→ **Required task**
Reproduce every record below exactly as it appears.

→ **Data lines**
== == ==

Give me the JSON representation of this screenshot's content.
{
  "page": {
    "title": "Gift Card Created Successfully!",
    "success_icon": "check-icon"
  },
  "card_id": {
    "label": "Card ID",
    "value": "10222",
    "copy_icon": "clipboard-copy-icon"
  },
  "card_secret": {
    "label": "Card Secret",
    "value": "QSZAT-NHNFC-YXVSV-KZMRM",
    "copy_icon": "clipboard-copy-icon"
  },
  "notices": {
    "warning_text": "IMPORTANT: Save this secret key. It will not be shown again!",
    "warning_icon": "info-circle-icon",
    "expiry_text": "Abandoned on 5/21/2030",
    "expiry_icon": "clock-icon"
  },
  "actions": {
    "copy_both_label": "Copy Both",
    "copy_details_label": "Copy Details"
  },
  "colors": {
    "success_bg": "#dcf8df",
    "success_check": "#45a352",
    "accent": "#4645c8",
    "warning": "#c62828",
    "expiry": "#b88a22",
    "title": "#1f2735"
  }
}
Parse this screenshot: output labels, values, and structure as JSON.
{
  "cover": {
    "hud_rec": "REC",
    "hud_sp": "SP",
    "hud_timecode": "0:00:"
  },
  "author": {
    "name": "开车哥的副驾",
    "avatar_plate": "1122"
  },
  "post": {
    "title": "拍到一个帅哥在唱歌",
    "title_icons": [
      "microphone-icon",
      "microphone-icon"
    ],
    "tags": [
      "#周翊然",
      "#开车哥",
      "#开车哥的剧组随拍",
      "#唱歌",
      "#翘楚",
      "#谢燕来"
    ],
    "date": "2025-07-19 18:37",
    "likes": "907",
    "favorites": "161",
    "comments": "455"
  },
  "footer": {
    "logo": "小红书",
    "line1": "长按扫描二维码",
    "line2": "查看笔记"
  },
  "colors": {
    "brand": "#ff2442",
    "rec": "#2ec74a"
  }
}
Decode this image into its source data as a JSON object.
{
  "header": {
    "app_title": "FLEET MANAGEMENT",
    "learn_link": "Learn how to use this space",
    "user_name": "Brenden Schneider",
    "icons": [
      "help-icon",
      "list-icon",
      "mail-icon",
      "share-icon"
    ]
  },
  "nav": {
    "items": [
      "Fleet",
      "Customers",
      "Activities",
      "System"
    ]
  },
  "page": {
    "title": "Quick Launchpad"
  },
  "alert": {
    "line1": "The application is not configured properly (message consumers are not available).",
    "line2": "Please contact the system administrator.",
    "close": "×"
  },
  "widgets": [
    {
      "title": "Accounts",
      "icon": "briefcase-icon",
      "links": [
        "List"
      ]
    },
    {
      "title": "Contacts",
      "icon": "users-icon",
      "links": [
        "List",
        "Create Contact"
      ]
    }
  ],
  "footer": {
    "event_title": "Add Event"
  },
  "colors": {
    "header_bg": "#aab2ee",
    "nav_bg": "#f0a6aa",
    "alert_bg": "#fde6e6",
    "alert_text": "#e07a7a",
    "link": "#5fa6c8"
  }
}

== == ==

→ **Written response**
Give me the JSON representation of this screenshot's content.
{
  "page": {
    "title": "Gift Card Created Successfully!",
    "success_icon": "check-icon"
  },
  "card_id": {
    "label": "Card ID",
    "value": "10222",
    "copy_icon": "clipboard-copy-icon"
  },
  "card_secret": {
    "label": "Card Secret",
    "value": "QSZAT-NHNFC-YXVSV-KZMRM",
    "copy_icon": "clipboard-copy-icon"
  },
  "notices": {
    "warning_text": "IMPORTANT: Save this secret key. It will not be shown again!",
    "warning_icon": "info-circle-icon",
    "expiry_text": "Abandoned on 5/21/2030",
    "expiry_icon": "clock-icon"
  },
  "actions": {
    "copy_both_label": "Copy Both",
    "copy_details_label": "Copy Details"
  },
  "colors": {
    "success_bg": "#dcf8df",
    "success_check": "#45a352",
    "accent": "#4645c8",
    "warning": "#c62828",
    "expiry": "#b88a22",
    "title": "#1f2735"
  }
}
Parse this screenshot: output labels, values, and structure as JSON.
{
  "cover": {
    "hud_rec": "REC",
    "hud_sp": "SP",
    "hud_timecode": "0:00:"
  },
  "author": {
    "name": "开车哥的副驾",
    "avatar_plate": "1122"
  },
  "post": {
    "title": "拍到一个帅哥在唱歌",
    "title_icons": [
      "microphone-icon",
      "microphone-icon"
    ],
    "tags": [
      "#周翊然",
      "#开车哥",
      "#开车哥的剧组随拍",
      "#唱歌",
      "#翘楚",
      "#谢燕来"
    ],
    "date": "2025-07-19 18:37",
    "likes": "907",
    "favorites": "161",
    "comments": "455"
  },
  "footer": {
    "logo": "小红书",
    "line1": "长按扫描二维码",
    "line2": "查看笔记"
  },
  "colors": {
    "brand": "#ff2442",
    "rec": "#2ec74a"
  }
}
Decode this image into its source data as a JSON object.
{
  "header": {
    "app_title": "FLEET MANAGEMENT",
    "learn_link": "Learn how to use this space",
    "user_name": "Brenden Schneider",
    "icons": [
      "help-icon",
      "list-icon",
      "mail-icon",
      "share-icon"
    ]
  },
  "nav": {
    "items": [
      "Fleet",
      "Customers",
      "Activities",
      "System"
    ]
  },
  "page": {
    "title": "Quick Launchpad"
  },
  "alert": {
    "line1": "The application is not configured properly (message consumers are not available).",
    "line2": "Please contact the system administrator.",
    "close": "×"
  },
  "widgets": [
    {
      "title": "Accounts",
      "icon": "briefcase-icon",
      "links": [
        "List"
      ]
    },
    {
      "title": "Contacts",
      "icon": "users-icon",
      "links": [
        "List",
        "Create Contact"
      ]
    }
  ],
  "footer": {
    "event_title": "Add Event"
  },
  "colors": {
    "header_bg": "#aab2ee",
    "nav_bg": "#f0a6aa",
    "alert_bg": "#fde6e6",
    "alert_text": "#e07a7a",
    "link": "#5fa6c8"
  }
}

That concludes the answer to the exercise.